Supplied records

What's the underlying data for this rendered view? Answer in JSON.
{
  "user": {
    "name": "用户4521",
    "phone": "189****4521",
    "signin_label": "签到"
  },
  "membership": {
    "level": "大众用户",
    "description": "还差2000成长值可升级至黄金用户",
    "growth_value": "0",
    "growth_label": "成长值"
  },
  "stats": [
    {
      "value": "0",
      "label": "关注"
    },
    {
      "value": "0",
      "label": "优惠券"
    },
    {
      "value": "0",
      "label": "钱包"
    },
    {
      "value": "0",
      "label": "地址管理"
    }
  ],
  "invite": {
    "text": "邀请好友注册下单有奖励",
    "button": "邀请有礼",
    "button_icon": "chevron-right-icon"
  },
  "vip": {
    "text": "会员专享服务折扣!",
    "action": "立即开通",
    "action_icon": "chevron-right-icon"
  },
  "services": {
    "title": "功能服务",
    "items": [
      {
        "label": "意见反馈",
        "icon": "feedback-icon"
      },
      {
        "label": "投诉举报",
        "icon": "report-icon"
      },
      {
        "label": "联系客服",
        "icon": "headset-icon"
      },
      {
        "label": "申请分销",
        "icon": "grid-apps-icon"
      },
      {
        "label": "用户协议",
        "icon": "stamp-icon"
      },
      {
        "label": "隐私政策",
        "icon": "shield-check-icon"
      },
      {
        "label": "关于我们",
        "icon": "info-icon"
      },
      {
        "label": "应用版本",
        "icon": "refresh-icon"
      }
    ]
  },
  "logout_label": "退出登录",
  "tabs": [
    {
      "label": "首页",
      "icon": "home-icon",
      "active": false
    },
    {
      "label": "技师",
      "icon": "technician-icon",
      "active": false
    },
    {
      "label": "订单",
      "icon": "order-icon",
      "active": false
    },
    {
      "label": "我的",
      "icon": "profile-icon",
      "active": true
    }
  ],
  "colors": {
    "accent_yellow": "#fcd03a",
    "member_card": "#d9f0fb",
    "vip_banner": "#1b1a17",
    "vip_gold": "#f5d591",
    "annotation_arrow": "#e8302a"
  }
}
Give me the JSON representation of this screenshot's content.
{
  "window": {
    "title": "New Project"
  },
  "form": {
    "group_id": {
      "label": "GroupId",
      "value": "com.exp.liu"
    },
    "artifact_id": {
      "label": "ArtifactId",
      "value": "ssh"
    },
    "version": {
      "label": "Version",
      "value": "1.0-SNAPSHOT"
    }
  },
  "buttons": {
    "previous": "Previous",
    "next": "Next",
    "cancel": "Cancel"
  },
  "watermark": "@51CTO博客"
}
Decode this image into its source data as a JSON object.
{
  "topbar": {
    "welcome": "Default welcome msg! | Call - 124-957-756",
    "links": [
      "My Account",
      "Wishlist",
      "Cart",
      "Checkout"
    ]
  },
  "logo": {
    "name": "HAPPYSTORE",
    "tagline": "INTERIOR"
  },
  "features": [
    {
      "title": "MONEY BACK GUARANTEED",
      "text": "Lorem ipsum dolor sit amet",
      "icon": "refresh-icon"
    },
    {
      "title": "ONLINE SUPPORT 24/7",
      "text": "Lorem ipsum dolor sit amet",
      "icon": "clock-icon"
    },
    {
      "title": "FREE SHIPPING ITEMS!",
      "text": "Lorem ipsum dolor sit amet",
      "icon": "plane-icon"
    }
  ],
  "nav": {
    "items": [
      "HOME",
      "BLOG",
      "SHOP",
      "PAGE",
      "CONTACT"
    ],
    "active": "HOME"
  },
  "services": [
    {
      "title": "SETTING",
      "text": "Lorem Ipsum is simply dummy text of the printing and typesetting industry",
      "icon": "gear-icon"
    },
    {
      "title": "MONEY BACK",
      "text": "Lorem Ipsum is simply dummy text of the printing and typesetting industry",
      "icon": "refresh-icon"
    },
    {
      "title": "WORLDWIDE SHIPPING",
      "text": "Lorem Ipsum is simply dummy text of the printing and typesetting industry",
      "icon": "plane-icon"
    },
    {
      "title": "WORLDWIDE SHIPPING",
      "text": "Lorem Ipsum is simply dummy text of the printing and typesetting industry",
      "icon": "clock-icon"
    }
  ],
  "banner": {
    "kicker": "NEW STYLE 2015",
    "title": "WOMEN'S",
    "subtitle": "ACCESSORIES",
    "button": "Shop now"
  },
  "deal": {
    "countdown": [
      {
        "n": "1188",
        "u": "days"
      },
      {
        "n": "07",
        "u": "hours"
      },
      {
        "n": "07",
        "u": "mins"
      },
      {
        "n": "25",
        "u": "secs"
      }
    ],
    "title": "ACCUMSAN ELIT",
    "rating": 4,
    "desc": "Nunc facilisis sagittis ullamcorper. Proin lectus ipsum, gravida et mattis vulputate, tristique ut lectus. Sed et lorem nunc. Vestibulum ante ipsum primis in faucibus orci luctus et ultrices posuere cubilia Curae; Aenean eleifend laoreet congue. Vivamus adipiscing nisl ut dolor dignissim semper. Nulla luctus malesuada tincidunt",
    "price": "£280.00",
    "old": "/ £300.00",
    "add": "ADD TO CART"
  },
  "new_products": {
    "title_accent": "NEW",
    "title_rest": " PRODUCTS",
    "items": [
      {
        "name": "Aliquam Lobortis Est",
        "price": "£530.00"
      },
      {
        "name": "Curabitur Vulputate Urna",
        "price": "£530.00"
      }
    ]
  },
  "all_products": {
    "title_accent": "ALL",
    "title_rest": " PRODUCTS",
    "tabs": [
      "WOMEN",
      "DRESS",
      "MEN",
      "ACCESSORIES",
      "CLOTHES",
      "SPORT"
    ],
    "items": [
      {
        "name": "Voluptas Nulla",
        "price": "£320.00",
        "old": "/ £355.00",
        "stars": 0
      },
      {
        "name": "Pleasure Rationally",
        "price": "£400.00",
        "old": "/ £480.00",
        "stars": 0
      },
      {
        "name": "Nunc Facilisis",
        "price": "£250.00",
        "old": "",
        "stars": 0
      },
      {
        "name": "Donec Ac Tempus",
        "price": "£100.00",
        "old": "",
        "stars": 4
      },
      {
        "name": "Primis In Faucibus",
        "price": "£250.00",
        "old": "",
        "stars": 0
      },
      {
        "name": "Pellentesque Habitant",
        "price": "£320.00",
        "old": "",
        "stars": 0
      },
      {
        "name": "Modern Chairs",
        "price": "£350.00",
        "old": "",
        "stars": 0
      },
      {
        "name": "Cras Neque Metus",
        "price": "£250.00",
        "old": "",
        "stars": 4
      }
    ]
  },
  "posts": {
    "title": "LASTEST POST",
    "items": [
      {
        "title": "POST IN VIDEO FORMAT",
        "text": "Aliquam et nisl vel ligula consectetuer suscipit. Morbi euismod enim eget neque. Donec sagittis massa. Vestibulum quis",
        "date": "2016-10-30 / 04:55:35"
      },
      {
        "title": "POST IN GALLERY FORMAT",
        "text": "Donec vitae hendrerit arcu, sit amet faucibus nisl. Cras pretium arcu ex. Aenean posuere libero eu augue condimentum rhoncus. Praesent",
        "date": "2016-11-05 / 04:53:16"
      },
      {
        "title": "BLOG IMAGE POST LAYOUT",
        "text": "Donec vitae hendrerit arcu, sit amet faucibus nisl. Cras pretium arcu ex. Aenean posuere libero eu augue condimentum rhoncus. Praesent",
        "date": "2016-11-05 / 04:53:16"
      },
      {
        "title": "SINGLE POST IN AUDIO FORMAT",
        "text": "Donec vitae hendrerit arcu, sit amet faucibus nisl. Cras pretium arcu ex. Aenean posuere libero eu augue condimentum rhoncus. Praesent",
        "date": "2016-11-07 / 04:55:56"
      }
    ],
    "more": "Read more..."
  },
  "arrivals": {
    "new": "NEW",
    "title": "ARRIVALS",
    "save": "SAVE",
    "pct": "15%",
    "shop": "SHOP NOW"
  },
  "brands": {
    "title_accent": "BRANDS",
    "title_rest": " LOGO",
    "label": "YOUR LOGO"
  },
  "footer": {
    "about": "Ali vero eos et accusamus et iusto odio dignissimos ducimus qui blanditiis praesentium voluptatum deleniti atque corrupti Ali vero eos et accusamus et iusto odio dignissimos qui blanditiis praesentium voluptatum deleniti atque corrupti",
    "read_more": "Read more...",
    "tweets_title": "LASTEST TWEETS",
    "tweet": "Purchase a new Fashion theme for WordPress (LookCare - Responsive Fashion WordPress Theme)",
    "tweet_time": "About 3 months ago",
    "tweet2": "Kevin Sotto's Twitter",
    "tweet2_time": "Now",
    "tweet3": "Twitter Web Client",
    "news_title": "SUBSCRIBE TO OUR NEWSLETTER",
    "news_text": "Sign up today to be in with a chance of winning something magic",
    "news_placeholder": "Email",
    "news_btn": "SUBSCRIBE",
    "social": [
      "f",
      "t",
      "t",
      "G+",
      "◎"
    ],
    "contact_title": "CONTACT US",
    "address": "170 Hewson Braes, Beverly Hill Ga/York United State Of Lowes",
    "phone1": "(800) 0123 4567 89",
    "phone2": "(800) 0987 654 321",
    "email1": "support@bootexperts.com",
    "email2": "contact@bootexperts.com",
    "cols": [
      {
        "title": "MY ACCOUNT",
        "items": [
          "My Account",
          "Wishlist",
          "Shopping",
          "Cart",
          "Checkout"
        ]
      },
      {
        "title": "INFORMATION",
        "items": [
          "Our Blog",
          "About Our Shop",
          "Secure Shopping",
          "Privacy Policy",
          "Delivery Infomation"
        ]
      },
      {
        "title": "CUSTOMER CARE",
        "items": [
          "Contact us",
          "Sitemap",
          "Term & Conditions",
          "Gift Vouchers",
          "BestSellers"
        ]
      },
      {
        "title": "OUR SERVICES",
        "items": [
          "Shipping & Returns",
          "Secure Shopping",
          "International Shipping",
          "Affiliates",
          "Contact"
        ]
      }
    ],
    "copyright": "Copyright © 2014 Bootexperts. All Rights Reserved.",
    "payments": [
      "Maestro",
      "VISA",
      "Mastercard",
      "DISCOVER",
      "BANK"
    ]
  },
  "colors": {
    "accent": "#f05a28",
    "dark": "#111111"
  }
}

What is expected
Pull out every line above that holds the word "SUBSCRIBE".

Full solution
    "news_title": "SUBSCRIBE TO OUR NEWSLETTER",
    "news_btn": "SUBSCRIBE",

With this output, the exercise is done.